BRANO PROPOSTO -
Inoltre, le carenze dei progetti e degli studi presentati dalle società Nuove Energie e Enel non offrono alcun accenno alle opere a terra e inducono a riflettere e ad opporre forti perplessità sulla complessiva affidabilità delle forze in campo.

Sono da considerare, poi, l’impatto sulla fiducia e i danni morali che la presenza del rigassificatore causerà ai cittadini di Agrigento e di Porto Empedocle e alle imprese, soprattutto in merito alla svalutazione delle unità immobiliari presenti nella vastissima area interessata e, in particolare, di quelle ad uso turistico, nonché di quelle limitrofe agli impianti che si troveranno a poche centinaia di metri in linea d’aria dalle gasiere.

Tanti, insomma, gli interrogativi senza risposta. Corrispondono al vero - per citare un esempio - le voci che si riferiscono alla ventilata approvazione del progetto da parte degli organi regionali preposti? E, se ciò rispondesse al vero, come si giustifica un insediamento così improponibile alla luce delle tanto declamate “vocazioni”?

Gli uffici della Regione Siciliana si sono chiesti, in particolare, come sarà possibile dare risposte alla diffida trasmessa al presidente della Regione Siciliana dal responsabile dell’Unesco, Gianni Puglisi (successivamente rimodulata), alle denuncie che provengono da autorevoli associazioni come il Fai (anch’essa successivamente modificata) e all’appello firmato da un nutrito numero di intellettuali di fama internazionale contro questo progetto?

Tutti personaggi e responsabili di note istituzioni che, probabilmente, hanno più a cuore le sorti di luoghi mistici quali la Valle dei Templi, Kàos e il Parco Pirandello di quanto non l’abbiano taluni agrigentini cosiddetti ‘illustri’, che a parole dichiarano buoni propositi e, di fatto, agiscono nella direzione opposta.

COMPITO ASSEGNATO 1 - Trascriva dal brano sul rigassificatore il passo che inizia con le parole "Tanti, insomma, gli" e si chiude con le parole "contro questo progetto?".
Il brano e le voci non hanno alcun rapporto tra loro.

DATI IN INGRESSO -
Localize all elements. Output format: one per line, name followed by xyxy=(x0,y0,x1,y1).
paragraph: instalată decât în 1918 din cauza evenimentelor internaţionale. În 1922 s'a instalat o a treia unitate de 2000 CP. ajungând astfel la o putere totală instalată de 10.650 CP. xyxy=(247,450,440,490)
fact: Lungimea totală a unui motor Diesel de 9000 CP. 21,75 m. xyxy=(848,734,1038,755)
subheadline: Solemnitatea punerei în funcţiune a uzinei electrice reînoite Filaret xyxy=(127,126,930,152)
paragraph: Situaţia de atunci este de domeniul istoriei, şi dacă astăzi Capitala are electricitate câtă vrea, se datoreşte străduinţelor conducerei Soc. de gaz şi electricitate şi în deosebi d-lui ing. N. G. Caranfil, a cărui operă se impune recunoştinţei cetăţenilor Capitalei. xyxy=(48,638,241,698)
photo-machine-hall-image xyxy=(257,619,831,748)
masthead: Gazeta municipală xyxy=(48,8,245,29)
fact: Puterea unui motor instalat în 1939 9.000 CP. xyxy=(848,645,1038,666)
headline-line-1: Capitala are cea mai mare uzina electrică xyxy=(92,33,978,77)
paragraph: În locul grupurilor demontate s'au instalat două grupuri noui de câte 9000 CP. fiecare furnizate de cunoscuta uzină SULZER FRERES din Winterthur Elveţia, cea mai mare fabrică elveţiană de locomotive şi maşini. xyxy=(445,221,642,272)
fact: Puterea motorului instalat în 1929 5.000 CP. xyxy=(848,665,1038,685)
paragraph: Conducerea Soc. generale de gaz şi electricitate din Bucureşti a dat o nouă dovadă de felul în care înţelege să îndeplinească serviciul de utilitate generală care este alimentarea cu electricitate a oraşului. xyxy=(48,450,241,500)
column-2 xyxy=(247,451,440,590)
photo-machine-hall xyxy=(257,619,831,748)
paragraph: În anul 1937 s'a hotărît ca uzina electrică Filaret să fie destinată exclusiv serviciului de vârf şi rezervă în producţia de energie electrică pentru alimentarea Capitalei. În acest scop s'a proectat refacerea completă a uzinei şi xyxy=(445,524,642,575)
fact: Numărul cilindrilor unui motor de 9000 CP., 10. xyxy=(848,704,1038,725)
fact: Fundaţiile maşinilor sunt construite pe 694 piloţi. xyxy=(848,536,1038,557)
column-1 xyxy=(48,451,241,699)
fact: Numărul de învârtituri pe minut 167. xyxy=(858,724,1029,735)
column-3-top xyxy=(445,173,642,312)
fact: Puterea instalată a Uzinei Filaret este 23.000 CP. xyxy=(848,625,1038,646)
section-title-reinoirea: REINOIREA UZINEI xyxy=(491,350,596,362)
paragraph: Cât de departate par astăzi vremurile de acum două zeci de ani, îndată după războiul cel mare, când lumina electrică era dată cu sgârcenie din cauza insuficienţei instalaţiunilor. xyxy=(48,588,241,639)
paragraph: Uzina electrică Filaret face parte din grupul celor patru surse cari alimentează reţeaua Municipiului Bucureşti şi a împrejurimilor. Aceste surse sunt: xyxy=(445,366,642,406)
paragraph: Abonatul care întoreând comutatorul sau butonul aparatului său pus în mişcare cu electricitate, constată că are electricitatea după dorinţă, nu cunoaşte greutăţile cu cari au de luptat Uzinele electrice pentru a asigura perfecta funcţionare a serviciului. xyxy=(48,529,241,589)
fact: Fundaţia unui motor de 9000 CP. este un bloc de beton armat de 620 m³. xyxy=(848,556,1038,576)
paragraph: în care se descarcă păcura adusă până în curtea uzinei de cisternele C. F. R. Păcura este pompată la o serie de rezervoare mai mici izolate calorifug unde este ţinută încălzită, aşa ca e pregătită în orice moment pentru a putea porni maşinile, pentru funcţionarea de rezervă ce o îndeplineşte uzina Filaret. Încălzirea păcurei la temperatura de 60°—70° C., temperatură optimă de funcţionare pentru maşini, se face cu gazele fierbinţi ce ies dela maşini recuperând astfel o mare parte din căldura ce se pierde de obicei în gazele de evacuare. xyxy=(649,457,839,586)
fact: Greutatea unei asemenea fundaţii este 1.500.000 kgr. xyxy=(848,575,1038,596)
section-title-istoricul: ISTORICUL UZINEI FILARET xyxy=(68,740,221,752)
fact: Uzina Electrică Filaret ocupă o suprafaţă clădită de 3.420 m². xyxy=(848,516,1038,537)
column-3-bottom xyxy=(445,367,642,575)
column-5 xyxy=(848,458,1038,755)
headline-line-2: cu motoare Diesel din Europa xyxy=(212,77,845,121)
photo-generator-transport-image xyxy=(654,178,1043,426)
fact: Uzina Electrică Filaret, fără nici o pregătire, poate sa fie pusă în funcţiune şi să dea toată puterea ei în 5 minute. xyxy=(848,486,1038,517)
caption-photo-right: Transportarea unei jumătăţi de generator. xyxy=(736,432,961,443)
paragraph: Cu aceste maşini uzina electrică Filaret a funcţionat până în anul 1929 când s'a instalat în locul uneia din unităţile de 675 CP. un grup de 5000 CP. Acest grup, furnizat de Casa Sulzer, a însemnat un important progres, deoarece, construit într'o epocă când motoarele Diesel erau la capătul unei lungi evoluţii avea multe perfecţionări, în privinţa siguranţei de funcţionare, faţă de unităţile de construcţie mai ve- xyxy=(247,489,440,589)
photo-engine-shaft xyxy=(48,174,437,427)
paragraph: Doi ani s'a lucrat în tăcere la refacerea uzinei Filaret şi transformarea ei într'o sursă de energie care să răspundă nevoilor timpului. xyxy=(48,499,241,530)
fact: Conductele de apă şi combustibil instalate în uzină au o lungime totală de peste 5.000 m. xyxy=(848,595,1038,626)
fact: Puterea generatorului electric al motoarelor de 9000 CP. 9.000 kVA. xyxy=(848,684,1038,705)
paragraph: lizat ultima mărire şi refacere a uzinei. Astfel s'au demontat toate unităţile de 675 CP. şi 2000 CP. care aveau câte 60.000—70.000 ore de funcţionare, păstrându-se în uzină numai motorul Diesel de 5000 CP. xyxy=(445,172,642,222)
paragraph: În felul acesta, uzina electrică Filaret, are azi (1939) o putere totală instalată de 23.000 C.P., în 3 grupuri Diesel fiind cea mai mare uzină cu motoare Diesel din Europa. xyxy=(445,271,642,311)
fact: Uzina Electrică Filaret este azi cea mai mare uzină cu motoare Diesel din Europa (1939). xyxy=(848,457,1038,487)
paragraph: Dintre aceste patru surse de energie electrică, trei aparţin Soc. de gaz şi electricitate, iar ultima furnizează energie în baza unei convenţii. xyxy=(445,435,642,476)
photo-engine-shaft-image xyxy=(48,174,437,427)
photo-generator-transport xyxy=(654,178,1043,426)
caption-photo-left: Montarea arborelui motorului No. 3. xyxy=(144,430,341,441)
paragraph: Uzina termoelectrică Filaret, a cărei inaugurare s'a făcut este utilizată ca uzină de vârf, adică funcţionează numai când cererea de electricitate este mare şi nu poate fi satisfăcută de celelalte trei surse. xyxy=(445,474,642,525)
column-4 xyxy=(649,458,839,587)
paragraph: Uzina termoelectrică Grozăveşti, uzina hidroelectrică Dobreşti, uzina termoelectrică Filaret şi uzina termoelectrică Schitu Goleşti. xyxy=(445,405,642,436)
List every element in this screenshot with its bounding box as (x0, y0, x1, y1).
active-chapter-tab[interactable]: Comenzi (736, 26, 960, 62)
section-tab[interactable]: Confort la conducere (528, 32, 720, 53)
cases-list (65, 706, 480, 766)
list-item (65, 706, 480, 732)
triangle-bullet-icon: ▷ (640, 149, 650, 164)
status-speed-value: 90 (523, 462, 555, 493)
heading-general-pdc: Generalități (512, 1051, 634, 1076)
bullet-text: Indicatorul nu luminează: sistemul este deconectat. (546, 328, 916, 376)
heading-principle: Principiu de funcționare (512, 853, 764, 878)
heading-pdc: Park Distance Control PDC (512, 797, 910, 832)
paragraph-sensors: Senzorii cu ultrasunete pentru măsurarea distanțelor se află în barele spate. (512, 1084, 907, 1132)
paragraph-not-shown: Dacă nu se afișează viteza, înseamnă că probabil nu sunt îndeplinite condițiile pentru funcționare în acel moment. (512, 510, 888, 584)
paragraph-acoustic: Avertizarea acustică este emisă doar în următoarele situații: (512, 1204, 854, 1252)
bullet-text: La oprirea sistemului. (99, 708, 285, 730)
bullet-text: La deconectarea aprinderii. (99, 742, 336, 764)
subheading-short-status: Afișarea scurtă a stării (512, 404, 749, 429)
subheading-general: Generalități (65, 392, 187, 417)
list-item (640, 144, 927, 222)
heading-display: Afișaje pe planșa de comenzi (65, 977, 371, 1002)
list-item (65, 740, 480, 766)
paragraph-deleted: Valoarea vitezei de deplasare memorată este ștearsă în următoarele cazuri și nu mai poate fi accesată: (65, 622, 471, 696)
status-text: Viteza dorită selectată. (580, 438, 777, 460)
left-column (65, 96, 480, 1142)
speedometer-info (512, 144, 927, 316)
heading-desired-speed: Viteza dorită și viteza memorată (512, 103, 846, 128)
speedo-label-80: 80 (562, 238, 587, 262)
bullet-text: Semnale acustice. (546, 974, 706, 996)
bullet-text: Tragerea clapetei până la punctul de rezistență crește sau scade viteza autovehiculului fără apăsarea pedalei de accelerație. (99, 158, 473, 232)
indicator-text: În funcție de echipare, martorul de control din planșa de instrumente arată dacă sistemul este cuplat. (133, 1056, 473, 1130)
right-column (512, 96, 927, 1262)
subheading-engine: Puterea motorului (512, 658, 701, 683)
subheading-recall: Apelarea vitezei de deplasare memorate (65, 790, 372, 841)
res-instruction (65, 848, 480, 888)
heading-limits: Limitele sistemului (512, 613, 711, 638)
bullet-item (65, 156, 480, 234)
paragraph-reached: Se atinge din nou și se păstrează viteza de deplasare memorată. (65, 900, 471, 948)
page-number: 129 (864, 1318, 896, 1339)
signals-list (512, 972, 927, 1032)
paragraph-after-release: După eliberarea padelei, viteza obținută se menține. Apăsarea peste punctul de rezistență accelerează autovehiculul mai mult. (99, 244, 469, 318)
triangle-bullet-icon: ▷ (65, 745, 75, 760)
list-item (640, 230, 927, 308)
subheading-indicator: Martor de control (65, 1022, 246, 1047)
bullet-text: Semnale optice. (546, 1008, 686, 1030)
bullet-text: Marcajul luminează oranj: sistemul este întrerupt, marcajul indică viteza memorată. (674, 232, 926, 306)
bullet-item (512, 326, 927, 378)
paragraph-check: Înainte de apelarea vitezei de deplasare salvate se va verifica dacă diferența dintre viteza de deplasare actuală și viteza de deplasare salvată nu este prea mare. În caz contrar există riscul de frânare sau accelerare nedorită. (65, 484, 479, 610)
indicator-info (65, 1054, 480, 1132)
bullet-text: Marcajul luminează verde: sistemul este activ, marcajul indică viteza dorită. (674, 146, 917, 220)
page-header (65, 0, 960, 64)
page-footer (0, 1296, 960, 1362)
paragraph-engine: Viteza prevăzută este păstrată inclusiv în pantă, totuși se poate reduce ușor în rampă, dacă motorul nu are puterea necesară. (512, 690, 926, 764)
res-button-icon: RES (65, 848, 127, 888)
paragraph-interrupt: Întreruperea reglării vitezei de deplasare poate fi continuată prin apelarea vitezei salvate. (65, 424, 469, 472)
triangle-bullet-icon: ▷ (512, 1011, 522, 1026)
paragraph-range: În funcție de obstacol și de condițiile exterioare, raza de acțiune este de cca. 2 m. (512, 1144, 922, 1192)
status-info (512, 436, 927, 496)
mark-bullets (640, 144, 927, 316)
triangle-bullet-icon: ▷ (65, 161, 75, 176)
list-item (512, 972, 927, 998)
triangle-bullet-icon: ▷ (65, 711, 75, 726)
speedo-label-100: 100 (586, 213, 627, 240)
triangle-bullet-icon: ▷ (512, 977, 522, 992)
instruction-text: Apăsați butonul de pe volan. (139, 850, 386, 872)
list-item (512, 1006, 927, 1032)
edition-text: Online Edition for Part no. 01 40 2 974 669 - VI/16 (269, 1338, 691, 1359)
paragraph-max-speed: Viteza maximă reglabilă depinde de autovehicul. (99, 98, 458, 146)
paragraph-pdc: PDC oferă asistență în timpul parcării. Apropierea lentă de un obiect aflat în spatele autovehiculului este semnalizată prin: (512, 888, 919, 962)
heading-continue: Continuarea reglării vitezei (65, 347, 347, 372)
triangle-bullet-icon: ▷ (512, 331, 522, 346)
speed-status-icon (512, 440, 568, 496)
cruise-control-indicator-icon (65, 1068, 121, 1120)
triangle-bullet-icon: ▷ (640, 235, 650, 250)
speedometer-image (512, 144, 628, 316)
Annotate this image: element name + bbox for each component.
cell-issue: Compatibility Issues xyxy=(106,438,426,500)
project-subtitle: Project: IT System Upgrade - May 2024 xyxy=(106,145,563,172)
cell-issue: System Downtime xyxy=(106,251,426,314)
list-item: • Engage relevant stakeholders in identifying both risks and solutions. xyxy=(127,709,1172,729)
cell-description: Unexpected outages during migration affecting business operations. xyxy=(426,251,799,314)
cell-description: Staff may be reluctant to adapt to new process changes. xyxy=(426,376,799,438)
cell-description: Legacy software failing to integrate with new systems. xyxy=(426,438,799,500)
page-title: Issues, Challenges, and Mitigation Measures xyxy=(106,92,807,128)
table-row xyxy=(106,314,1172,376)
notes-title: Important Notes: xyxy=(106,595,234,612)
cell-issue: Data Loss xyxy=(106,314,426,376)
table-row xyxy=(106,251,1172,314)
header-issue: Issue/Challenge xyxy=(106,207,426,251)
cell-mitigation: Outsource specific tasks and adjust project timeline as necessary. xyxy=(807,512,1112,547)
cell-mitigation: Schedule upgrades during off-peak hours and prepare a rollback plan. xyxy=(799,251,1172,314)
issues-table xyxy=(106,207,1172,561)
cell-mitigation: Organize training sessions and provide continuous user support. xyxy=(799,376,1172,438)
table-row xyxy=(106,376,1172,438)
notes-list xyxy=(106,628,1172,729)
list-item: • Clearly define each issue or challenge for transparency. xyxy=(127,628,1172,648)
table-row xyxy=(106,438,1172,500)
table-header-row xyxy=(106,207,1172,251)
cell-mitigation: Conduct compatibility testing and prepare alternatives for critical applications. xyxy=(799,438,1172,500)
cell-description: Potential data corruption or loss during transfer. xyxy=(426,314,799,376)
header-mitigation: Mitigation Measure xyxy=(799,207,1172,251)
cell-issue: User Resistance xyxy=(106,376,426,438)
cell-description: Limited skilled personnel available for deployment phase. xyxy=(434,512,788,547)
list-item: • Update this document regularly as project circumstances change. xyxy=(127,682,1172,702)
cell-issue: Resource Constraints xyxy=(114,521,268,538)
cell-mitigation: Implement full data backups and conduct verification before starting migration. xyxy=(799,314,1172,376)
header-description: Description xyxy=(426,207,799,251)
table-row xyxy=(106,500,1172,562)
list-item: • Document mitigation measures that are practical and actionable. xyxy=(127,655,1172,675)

COMPITO ASSEGNATO 2 - Nelle voci, sostituisca "Solemnitatea" con "Ceremonia" lasciando invariato tutto il resto. Riporti soltanto le righe che vanno dall'inizio delle voci fino alla riga contenente "headline-line-1: Capitala are", quest'ultima compresa.

SOLUZIONE DEL COMPITO 1 -
Tanti, insomma, gli interrogativi senza risposta. Corrispondono al vero - per citare un esempio - le voci che si riferiscono alla ventilata approvazione del progetto da parte degli organi regionali preposti? E, se ciò rispondesse al vero, come si giustifica un insediamento così improponibile alla luce delle tanto declamate “vocazioni”?

Gli uffici della Regione Siciliana si sono chiesti, in particolare, come sarà possibile dare risposte alla diffida trasmessa al presidente della Regione Siciliana dal responsabile dell’Unesco, Gianni Puglisi (successivamente rimodulata), alle denuncie che provengono da autorevoli associazioni come il Fai (anch’essa successivamente modificata) e all’appello firmato da un nutrito numero di intellettuali di fama internazionale contro questo progetto?

SOLUZIONE DEL COMPITO 2 -
Localize all elements. Output format: one per line, name followed by xyxy=(x0,y0,x1,y1).
paragraph: instalată decât în 1918 din cauza evenimentelor internaţionale. În 1922 s'a instalat o a treia unitate de 2000 CP. ajungând astfel la o putere totală instalată de 10.650 CP. xyxy=(247,450,440,490)
fact: Lungimea totală a unui motor Diesel de 9000 CP. 21,75 m. xyxy=(848,734,1038,755)
subheadline: Ceremonia punerei în funcţiune a uzinei electrice reînoite Filaret xyxy=(127,126,930,152)
paragraph: Situaţia de atunci este de domeniul istoriei, şi dacă astăzi Capitala are electricitate câtă vrea, se datoreşte străduinţelor conducerei Soc. de gaz şi electricitate şi în deosebi d-lui ing. N. G. Caranfil, a cărui operă se impune recunoştinţei cetăţenilor Capitalei. xyxy=(48,638,241,698)
photo-machine-hall-image xyxy=(257,619,831,748)
masthead: Gazeta municipală xyxy=(48,8,245,29)
fact: Puterea unui motor instalat în 1939 9.000 CP. xyxy=(848,645,1038,666)
headline-line-1: Capitala are cea mai mare uzina electrică xyxy=(92,33,978,77)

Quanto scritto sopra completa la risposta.